■ **EXERCISE OBJECTIVE**: Copy out every line that contains "тепловой".

■ **INPUT MATERIAL**:

** begin **

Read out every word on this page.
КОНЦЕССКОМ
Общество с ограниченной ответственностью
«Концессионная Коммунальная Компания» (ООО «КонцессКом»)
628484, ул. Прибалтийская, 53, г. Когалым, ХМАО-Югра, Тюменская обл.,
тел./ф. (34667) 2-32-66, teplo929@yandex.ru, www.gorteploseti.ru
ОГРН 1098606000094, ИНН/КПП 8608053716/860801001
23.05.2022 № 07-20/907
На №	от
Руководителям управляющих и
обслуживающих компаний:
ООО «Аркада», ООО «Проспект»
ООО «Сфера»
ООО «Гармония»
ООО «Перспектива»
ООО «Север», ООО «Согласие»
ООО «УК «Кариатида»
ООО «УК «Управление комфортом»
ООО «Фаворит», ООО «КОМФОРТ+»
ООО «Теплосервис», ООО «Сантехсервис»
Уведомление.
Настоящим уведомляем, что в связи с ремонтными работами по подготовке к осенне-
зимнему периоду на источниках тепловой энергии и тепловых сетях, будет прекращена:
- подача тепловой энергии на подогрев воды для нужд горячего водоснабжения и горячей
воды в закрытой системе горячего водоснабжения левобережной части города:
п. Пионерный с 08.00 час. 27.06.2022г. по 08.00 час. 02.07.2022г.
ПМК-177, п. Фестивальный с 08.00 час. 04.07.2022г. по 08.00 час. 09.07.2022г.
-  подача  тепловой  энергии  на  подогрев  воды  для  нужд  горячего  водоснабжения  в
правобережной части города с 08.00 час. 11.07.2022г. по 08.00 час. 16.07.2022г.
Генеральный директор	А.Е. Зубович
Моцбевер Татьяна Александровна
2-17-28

** end **
** begin **

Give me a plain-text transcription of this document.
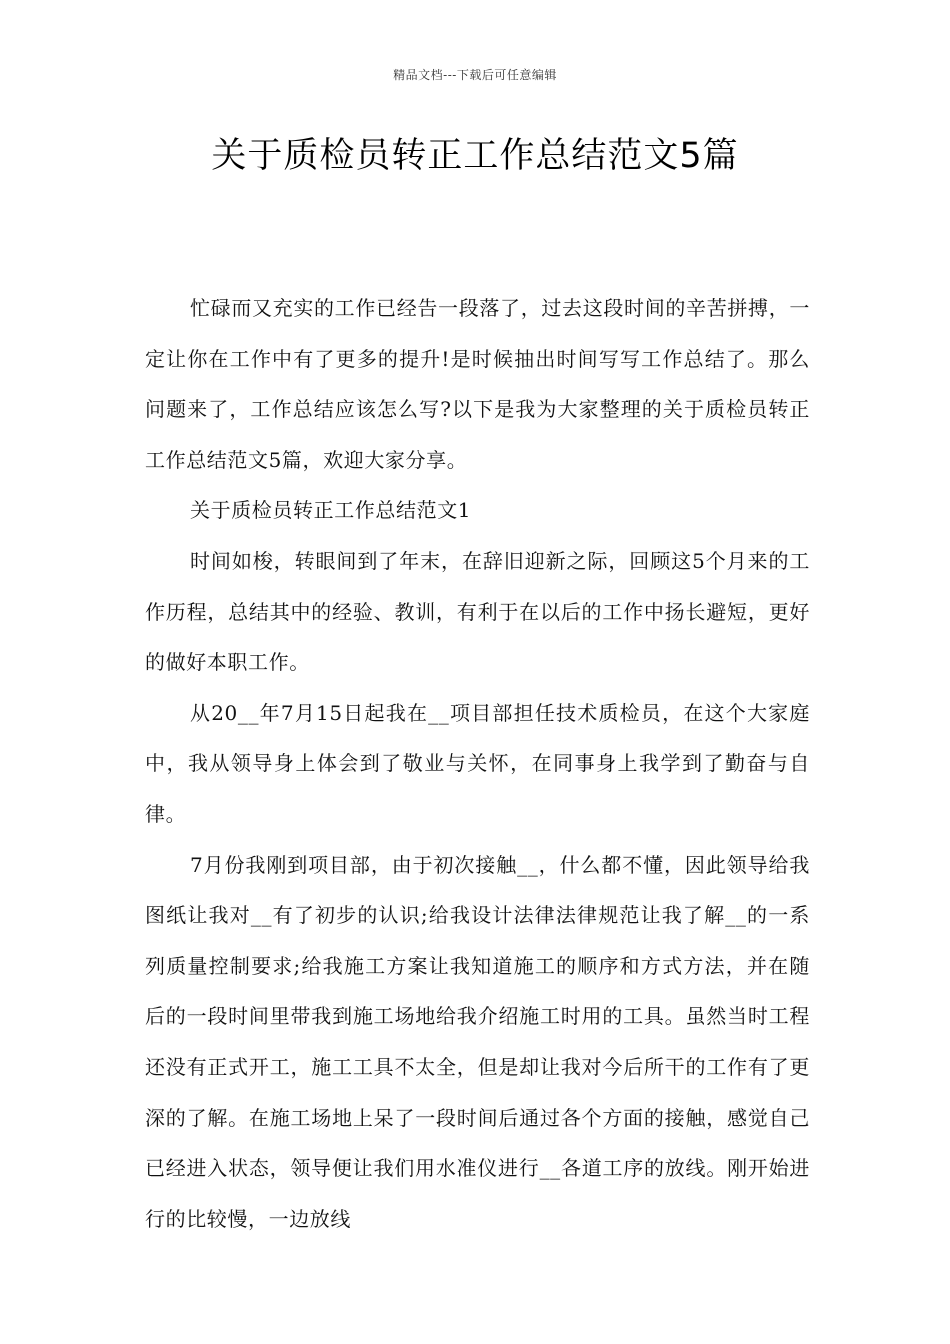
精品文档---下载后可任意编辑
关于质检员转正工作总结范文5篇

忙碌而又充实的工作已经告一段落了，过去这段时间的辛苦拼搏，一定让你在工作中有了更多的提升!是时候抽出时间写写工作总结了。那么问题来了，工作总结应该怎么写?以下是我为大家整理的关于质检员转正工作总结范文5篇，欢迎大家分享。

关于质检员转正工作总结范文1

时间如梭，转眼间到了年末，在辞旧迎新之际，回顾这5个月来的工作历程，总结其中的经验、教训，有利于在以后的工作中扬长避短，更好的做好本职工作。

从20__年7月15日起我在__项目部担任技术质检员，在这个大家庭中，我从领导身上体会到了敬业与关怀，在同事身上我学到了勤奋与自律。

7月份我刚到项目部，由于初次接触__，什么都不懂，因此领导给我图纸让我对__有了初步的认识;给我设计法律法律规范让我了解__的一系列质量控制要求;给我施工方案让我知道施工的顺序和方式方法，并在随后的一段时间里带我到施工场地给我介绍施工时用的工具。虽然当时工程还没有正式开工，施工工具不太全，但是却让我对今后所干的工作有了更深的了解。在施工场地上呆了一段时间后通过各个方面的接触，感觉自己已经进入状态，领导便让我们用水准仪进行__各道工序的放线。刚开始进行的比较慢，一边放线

** end **

■ **FINAL RESULT**:
зимнему периоду на источниках тепловой энергии и тепловых сетях, будет прекращена:
- подача тепловой энергии на подогрев воды для нужд горячего водоснабжения и горячей
-  подача  тепловой  энергии  на  подогрев  воды  для  нужд  горячего  водоснабжения  в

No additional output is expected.